What is asked.
In the data below, locate each line with the word "number" and list it.
_ _ _ _
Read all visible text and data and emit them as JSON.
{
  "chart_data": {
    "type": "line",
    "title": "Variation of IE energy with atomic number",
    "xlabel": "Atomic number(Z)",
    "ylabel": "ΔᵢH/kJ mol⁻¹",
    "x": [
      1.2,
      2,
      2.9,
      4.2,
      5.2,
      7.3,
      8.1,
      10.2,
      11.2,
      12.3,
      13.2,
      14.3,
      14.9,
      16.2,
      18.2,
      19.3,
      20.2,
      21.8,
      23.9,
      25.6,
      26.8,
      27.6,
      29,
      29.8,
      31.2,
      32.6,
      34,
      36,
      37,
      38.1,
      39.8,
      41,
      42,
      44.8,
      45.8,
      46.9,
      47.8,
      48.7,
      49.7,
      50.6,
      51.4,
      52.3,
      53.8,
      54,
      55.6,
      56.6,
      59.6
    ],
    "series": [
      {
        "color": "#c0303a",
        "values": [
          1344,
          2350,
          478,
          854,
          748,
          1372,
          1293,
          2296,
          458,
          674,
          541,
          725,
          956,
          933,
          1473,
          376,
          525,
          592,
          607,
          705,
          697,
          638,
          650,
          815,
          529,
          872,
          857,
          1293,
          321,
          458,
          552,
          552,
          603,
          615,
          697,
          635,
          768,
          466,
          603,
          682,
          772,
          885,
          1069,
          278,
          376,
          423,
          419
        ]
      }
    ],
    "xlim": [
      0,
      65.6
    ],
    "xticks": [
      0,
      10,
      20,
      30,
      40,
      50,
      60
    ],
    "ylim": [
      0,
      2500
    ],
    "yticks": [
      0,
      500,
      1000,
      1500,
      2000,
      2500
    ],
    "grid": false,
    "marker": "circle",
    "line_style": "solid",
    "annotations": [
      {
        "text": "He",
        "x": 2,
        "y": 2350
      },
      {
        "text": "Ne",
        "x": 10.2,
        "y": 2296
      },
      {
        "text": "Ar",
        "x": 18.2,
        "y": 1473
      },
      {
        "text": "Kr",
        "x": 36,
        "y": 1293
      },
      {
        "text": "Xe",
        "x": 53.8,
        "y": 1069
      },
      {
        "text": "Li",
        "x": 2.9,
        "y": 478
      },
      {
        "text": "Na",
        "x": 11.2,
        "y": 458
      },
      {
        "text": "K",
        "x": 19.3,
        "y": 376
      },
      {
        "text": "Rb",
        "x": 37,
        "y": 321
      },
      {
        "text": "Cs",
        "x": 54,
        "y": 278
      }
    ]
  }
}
_ _ _ _
Exercise response.
    "title": "Variation of IE energy with atomic number",
    "xlabel": "Atomic number(Z)",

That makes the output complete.